> [PROVIDED MATERIAL]
--- start ---

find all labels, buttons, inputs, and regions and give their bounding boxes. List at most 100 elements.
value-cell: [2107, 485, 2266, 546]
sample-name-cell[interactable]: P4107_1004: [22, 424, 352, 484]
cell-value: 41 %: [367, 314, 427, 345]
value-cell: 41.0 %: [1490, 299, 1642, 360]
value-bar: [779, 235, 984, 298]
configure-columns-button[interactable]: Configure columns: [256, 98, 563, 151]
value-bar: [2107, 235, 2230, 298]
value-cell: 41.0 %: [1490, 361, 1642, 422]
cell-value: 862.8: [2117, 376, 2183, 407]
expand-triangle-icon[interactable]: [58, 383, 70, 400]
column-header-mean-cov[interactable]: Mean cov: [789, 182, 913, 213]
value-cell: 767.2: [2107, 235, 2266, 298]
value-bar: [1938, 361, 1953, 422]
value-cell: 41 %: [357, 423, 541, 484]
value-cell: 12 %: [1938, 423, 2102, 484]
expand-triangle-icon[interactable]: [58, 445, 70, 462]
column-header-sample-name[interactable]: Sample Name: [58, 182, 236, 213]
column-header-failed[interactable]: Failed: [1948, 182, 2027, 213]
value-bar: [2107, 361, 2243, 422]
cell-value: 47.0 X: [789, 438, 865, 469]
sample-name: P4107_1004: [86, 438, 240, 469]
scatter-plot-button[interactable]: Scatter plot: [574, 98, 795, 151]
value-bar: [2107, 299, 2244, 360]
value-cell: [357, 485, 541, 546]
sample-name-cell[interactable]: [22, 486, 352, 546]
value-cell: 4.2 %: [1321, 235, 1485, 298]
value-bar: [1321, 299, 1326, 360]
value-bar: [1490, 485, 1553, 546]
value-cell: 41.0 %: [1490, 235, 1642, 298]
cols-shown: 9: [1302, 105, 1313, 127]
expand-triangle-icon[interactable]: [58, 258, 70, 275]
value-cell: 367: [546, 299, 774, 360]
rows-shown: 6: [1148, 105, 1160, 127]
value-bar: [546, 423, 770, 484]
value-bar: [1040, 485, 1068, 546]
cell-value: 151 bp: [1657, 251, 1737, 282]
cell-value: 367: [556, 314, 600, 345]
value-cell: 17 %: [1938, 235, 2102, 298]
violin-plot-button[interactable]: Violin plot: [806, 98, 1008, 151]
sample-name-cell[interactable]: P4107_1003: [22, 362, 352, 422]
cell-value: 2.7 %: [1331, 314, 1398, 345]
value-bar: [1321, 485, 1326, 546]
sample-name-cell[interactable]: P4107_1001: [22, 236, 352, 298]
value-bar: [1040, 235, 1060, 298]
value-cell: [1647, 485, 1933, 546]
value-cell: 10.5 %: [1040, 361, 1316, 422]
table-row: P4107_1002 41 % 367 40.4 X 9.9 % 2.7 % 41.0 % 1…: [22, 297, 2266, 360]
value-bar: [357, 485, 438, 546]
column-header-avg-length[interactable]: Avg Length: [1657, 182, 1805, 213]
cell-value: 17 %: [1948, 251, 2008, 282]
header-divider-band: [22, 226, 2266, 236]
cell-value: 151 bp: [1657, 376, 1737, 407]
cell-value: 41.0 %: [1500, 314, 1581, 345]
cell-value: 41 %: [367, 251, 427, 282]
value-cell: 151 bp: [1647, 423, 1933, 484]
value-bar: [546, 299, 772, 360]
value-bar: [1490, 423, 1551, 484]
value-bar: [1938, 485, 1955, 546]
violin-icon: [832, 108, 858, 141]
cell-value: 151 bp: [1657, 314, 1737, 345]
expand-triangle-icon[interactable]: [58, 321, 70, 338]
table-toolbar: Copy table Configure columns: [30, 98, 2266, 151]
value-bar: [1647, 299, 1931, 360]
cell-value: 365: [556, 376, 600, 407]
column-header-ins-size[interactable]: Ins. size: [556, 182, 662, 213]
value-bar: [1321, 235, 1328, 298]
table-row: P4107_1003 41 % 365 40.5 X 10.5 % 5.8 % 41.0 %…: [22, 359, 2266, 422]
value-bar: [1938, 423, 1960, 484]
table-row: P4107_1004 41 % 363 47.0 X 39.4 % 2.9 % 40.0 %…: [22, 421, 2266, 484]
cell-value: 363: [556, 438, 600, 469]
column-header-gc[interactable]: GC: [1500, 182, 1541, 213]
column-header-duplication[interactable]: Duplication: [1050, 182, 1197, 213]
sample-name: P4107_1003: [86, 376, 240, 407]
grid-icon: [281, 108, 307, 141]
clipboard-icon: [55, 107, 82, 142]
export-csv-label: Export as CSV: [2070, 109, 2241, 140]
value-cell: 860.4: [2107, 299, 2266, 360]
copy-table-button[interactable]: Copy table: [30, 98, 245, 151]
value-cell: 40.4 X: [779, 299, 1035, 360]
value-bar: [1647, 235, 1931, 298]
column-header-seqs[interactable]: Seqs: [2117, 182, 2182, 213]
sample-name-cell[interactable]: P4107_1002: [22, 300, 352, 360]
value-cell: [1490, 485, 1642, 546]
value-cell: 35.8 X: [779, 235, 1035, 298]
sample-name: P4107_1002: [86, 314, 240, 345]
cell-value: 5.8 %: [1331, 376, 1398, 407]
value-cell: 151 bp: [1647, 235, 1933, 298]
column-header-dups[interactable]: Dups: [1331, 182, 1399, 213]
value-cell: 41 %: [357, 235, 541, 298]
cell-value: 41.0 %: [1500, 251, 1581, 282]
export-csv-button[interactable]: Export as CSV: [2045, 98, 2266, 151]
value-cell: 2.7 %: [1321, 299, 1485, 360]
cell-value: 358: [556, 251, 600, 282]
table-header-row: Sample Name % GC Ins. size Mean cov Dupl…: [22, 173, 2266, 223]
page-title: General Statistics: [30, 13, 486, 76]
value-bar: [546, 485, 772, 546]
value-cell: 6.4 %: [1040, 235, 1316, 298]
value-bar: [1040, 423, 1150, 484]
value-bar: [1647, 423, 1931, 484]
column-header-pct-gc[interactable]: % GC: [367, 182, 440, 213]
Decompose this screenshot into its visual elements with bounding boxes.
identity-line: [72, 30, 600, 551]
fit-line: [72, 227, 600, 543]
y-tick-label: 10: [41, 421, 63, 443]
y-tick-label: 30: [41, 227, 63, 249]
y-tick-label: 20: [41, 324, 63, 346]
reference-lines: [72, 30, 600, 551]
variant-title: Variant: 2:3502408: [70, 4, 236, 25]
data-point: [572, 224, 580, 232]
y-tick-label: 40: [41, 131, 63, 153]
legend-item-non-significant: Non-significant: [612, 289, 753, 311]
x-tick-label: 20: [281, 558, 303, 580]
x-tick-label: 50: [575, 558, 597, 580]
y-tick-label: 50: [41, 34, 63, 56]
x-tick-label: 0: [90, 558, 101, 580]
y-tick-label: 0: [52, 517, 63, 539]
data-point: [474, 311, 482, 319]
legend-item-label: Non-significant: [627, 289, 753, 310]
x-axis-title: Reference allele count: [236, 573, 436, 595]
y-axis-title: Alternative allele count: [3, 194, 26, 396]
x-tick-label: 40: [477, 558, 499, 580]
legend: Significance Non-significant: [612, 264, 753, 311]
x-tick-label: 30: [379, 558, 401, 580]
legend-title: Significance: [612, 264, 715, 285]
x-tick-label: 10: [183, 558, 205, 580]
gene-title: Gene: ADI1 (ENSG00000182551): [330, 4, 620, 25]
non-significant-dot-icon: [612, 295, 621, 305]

--- end ---

> [TASK DETAILS] Quote every line of the data above word for word, keeping the original order.

> [SOLUTION TO THIS EXERCISE]
find all labels, buttons, inputs, and regions and give their bounding boxes. List at most 100 elements.
value-cell: [2107, 485, 2266, 546]
sample-name-cell[interactable]: P4107_1004: [22, 424, 352, 484]
cell-value: 41 %: [367, 314, 427, 345]
value-cell: 41.0 %: [1490, 299, 1642, 360]
value-bar: [779, 235, 984, 298]
configure-columns-button[interactable]: Configure columns: [256, 98, 563, 151]
value-bar: [2107, 235, 2230, 298]
value-cell: 41.0 %: [1490, 361, 1642, 422]
cell-value: 862.8: [2117, 376, 2183, 407]
expand-triangle-icon[interactable]: [58, 383, 70, 400]
column-header-mean-cov[interactable]: Mean cov: [789, 182, 913, 213]
value-cell: 767.2: [2107, 235, 2266, 298]
value-bar: [1938, 361, 1953, 422]
value-cell: 41 %: [357, 423, 541, 484]
value-cell: 12 %: [1938, 423, 2102, 484]
expand-triangle-icon[interactable]: [58, 445, 70, 462]
column-header-sample-name[interactable]: Sample Name: [58, 182, 236, 213]
column-header-failed[interactable]: Failed: [1948, 182, 2027, 213]
value-bar: [2107, 361, 2243, 422]
cell-value: 47.0 X: [789, 438, 865, 469]
sample-name: P4107_1004: [86, 438, 240, 469]
scatter-plot-button[interactable]: Scatter plot: [574, 98, 795, 151]
value-bar: [2107, 299, 2244, 360]
value-cell: [357, 485, 541, 546]
sample-name-cell[interactable]: [22, 486, 352, 546]
value-cell: 4.2 %: [1321, 235, 1485, 298]
value-bar: [1321, 299, 1326, 360]
value-bar: [1490, 485, 1553, 546]
value-cell: 41.0 %: [1490, 235, 1642, 298]
cols-shown: 9: [1302, 105, 1313, 127]
expand-triangle-icon[interactable]: [58, 258, 70, 275]
value-cell: 367: [546, 299, 774, 360]
rows-shown: 6: [1148, 105, 1160, 127]
value-bar: [546, 423, 770, 484]
value-bar: [1040, 485, 1068, 546]
cell-value: 151 bp: [1657, 251, 1737, 282]
cell-value: 367: [556, 314, 600, 345]
value-cell: 17 %: [1938, 235, 2102, 298]
violin-plot-button[interactable]: Violin plot: [806, 98, 1008, 151]
sample-name-cell[interactable]: P4107_1003: [22, 362, 352, 422]
cell-value: 2.7 %: [1331, 314, 1398, 345]
value-bar: [1321, 485, 1326, 546]
sample-name-cell[interactable]: P4107_1001: [22, 236, 352, 298]
value-bar: [1040, 235, 1060, 298]
value-cell: [1647, 485, 1933, 546]
value-cell: 10.5 %: [1040, 361, 1316, 422]
table-row: P4107_1002 41 % 367 40.4 X 9.9 % 2.7 % 41.0 % 1…: [22, 297, 2266, 360]
value-bar: [357, 485, 438, 546]
column-header-avg-length[interactable]: Avg Length: [1657, 182, 1805, 213]
cell-value: 17 %: [1948, 251, 2008, 282]
header-divider-band: [22, 226, 2266, 236]
cell-value: 151 bp: [1657, 376, 1737, 407]
cell-value: 41.0 %: [1500, 314, 1581, 345]
cell-value: 41 %: [367, 251, 427, 282]
value-cell: 151 bp: [1647, 423, 1933, 484]
value-bar: [546, 299, 772, 360]
value-bar: [1490, 423, 1551, 484]
value-bar: [1938, 485, 1955, 546]
violin-icon: [832, 108, 858, 141]
cell-value: 151 bp: [1657, 314, 1737, 345]
expand-triangle-icon[interactable]: [58, 321, 70, 338]
table-toolbar: Copy table Configure columns: [30, 98, 2266, 151]
value-bar: [1647, 299, 1931, 360]
cell-value: 365: [556, 376, 600, 407]
column-header-ins-size[interactable]: Ins. size: [556, 182, 662, 213]
value-bar: [1321, 235, 1328, 298]
table-row: P4107_1003 41 % 365 40.5 X 10.5 % 5.8 % 41.0 %…: [22, 359, 2266, 422]
value-bar: [1938, 423, 1960, 484]
table-row: P4107_1004 41 % 363 47.0 X 39.4 % 2.9 % 40.0 %…: [22, 421, 2266, 484]
cell-value: 363: [556, 438, 600, 469]
column-header-gc[interactable]: GC: [1500, 182, 1541, 213]
column-header-duplication[interactable]: Duplication: [1050, 182, 1197, 213]
sample-name: P4107_1003: [86, 376, 240, 407]
grid-icon: [281, 108, 307, 141]
clipboard-icon: [55, 107, 82, 142]
export-csv-label: Export as CSV: [2070, 109, 2241, 140]
value-cell: 860.4: [2107, 299, 2266, 360]
copy-table-button[interactable]: Copy table: [30, 98, 245, 151]
value-cell: 40.4 X: [779, 299, 1035, 360]
value-bar: [1647, 235, 1931, 298]
column-header-seqs[interactable]: Seqs: [2117, 182, 2182, 213]
sample-name-cell[interactable]: P4107_1002: [22, 300, 352, 360]
value-cell: [1490, 485, 1642, 546]
value-cell: 35.8 X: [779, 235, 1035, 298]
sample-name: P4107_1002: [86, 314, 240, 345]
cell-value: 5.8 %: [1331, 376, 1398, 407]
value-cell: 151 bp: [1647, 235, 1933, 298]
column-header-dups[interactable]: Dups: [1331, 182, 1399, 213]
value-cell: 41 %: [357, 235, 541, 298]
cell-value: 41.0 %: [1500, 251, 1581, 282]
export-csv-button[interactable]: Export as CSV: [2045, 98, 2266, 151]
value-cell: 2.7 %: [1321, 299, 1485, 360]
cell-value: 358: [556, 251, 600, 282]
table-header-row: Sample Name % GC Ins. size Mean cov Dupl…: [22, 173, 2266, 223]
page-title: General Statistics: [30, 13, 486, 76]
value-bar: [546, 485, 772, 546]
value-cell: 6.4 %: [1040, 235, 1316, 298]
value-bar: [1040, 423, 1150, 484]
value-bar: [1647, 423, 1931, 484]
column-header-pct-gc[interactable]: % GC: [367, 182, 440, 213]
Decompose this screenshot into its visual elements with bounding boxes.
identity-line: [72, 30, 600, 551]
fit-line: [72, 227, 600, 543]
y-tick-label: 10: [41, 421, 63, 443]
y-tick-label: 30: [41, 227, 63, 249]
y-tick-label: 20: [41, 324, 63, 346]
reference-lines: [72, 30, 600, 551]
variant-title: Variant: 2:3502408: [70, 4, 236, 25]
data-point: [572, 224, 580, 232]
y-tick-label: 40: [41, 131, 63, 153]
legend-item-non-significant: Non-significant: [612, 289, 753, 311]
x-tick-label: 20: [281, 558, 303, 580]
x-tick-label: 50: [575, 558, 597, 580]
y-tick-label: 50: [41, 34, 63, 56]
x-tick-label: 0: [90, 558, 101, 580]
y-tick-label: 0: [52, 517, 63, 539]
data-point: [474, 311, 482, 319]
legend-item-label: Non-significant: [627, 289, 753, 310]
x-axis-title: Reference allele count: [236, 573, 436, 595]
y-axis-title: Alternative allele count: [3, 194, 26, 396]
x-tick-label: 40: [477, 558, 499, 580]
legend: Significance Non-significant: [612, 264, 753, 311]
x-tick-label: 30: [379, 558, 401, 580]
legend-title: Significance: [612, 264, 715, 285]
x-tick-label: 10: [183, 558, 205, 580]
gene-title: Gene: ADI1 (ENSG00000182551): [330, 4, 620, 25]
non-significant-dot-icon: [612, 295, 621, 305]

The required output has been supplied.